## INSTRUCTIONS
[a] Return the stretch of the string-o-wings thread from "what about double" through "(Jan 7, 2003)", word for word.
[b] Sum up the string-o-wings thread in two sentences.
[c] In the string-o-wings thread, what fishing line does the goose kite post say to use?

# string-o-wings



## duckman53821 (Jan 12, 2003)

Has anybody hunted over the string-o-wings? If so I would like to know how you did. thinking about buying one. thanks


----------



## Austin Bachmeier (Feb 27, 2002)

Loud, Obnoxious, Not worth the material they're printed on. Buy a couple flags instead.


----------



## Decoyer (Mar 2, 2002)

I second SBE, piece of junk. Just a new gimmick to get people hooked on.


----------



## GooseBuster3 (Mar 1, 2002)

The guy that invented that must of had manure for brains. I have more repect for snow goose then using one of does damn things on them.


----------



## duckman53821 (Jan 12, 2003)

Thanks guys. I have never hunted over one. I have heard from people that they are loud when it is really windy and that they didn't think it helped them at all. I have also talked to a couple people from Nebraska that I met in North Dakota last year that swear by them. But I have heard mor bad then good.


----------



## duckman53821 (Jan 12, 2003)

what about double decoys? Has anybody hunted over them? Interested to hear about them. I'm always looking for something different to add to my spread. I try to do something different every year. to mix things up and not to be like everybody else.


----------



## Ron Gilmore (Jan 7, 2003)

Purchase a Goose kite take a old fishing reel and short ice rod. Turn eye-bolt into the ground. Run line from reel thru eye-let to kite this worked great for attracting and bring in flocks of Canada geese.When they are on the approach you can stay conceled and crank the decoy kite down to the ground or let it back up. I found that it worked better than waving the cloths to get there attn. This will eliminate any movement on the ground that will spook the birds. Use 30lb mono at least with a snap ball bearing swivel on the end.


----------

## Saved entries
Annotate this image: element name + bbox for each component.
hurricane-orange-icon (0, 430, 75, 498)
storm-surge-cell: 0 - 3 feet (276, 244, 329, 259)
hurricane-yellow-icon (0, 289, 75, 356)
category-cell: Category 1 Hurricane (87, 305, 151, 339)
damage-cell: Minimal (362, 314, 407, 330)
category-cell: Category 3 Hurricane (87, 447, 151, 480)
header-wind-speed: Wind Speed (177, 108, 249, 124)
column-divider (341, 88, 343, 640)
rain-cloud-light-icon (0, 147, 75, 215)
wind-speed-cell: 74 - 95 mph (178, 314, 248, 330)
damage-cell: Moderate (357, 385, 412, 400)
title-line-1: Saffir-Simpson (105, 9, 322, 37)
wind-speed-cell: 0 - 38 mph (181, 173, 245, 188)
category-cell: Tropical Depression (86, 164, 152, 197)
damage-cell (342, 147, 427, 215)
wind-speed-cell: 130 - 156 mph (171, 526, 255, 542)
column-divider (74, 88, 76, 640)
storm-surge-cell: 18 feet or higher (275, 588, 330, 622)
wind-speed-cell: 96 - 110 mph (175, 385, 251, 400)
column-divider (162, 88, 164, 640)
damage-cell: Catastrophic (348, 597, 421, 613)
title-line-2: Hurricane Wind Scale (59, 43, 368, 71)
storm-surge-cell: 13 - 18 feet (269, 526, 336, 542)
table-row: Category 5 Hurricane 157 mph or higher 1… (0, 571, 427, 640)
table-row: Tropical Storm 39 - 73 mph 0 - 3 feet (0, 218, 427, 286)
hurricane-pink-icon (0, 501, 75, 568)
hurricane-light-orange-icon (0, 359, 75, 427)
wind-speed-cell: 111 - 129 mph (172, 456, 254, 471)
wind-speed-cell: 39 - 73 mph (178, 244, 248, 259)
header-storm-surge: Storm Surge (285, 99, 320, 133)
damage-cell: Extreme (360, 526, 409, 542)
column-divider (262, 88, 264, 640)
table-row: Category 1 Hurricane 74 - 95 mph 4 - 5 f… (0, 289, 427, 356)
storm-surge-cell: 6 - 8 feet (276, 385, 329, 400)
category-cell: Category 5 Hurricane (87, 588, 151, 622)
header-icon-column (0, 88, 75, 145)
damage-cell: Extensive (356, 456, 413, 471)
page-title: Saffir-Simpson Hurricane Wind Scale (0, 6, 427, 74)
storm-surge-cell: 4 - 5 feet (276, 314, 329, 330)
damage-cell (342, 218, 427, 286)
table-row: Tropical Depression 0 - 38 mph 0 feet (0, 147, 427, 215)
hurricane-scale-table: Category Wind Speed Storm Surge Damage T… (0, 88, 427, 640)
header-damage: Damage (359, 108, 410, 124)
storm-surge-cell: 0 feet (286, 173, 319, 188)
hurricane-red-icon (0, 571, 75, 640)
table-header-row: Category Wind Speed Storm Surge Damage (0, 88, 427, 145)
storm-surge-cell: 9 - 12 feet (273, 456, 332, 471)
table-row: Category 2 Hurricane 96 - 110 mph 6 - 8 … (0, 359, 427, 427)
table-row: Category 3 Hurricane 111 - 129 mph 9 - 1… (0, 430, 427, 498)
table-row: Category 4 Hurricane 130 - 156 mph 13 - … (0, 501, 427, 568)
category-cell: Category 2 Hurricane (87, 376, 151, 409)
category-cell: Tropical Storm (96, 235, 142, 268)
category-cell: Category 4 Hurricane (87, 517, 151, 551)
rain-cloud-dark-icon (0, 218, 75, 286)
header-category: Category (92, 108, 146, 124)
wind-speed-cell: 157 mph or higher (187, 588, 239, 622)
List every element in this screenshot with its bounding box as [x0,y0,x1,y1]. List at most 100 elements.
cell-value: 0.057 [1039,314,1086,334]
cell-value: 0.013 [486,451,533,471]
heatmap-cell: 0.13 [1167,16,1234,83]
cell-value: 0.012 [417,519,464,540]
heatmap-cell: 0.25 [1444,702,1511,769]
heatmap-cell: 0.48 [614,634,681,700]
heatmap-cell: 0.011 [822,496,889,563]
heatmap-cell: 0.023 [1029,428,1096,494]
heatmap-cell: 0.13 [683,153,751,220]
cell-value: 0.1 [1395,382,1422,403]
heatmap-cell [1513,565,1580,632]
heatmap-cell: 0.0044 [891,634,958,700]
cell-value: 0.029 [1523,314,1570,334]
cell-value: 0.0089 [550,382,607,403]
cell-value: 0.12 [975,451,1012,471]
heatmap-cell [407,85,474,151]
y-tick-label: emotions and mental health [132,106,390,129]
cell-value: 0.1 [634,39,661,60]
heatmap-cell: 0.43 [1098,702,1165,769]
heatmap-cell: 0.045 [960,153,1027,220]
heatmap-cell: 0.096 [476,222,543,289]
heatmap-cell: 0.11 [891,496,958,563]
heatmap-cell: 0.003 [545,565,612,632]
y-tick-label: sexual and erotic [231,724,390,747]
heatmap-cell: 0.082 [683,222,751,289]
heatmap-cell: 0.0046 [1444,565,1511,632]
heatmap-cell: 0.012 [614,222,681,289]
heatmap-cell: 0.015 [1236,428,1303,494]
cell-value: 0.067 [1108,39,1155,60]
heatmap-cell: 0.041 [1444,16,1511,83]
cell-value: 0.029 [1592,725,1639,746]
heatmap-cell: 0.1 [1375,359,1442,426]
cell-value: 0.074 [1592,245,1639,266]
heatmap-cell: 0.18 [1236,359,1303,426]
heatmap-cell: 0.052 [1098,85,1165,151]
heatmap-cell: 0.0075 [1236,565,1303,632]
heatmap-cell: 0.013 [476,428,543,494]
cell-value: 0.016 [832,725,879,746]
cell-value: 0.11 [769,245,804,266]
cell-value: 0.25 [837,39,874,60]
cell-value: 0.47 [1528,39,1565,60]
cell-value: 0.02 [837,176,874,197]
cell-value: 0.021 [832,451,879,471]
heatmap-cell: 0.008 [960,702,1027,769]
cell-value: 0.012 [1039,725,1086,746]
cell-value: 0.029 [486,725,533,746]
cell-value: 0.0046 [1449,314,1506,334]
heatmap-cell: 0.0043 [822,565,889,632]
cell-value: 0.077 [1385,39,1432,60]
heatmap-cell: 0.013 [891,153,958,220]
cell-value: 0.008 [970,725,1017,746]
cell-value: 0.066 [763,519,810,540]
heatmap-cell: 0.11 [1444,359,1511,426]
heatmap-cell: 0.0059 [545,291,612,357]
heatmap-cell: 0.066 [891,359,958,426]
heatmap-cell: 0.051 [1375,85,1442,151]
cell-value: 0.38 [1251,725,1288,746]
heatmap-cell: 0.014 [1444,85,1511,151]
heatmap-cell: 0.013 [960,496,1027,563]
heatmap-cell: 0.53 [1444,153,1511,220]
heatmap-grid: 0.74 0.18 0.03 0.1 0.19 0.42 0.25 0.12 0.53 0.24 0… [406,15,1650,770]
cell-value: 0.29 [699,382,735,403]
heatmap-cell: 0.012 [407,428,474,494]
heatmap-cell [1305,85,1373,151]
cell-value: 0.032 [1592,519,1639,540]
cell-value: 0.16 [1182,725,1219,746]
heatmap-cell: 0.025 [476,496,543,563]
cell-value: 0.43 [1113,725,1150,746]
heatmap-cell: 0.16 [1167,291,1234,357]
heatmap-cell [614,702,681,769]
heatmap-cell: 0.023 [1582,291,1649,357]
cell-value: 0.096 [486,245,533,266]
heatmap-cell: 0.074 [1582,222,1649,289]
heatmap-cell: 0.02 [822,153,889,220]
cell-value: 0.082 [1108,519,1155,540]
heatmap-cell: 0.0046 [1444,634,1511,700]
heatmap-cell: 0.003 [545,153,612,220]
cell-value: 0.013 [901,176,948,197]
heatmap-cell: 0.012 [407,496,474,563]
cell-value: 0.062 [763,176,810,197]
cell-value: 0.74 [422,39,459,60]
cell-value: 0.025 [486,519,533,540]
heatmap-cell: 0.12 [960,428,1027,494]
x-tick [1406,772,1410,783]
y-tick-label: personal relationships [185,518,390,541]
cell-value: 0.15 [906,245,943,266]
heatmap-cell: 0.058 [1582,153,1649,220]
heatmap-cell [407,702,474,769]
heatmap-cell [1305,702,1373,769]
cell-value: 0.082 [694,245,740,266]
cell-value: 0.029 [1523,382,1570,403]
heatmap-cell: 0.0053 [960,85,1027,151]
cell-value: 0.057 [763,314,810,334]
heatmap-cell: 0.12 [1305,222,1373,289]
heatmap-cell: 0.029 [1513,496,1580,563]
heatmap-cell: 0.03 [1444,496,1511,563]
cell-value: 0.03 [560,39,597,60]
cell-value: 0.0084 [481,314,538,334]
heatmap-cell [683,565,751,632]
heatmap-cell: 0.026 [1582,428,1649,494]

## SET OF ANSWERS
[a]
what about double decoys? Has anybody hunted over them? Interested to hear about them. I'm always looking for something different to add to my spread. I try to do something different every year. to mix things up and not to be like everybody else.


----------



## Ron Gilmore (Jan 7, 2003)

[b] Someone thinking about buying string-o-wings asked about hunting over them, and the replies called them loud, junk, and a gimmick, with one suggesting a couple of flags instead. Another post describes hooking a goose kite up to an old fishing reel and a short ice rod, which the poster says worked great for bringing in flocks of Canada geese.

[c] At least 30-pound mono, with a snap ball bearing swivel on the end.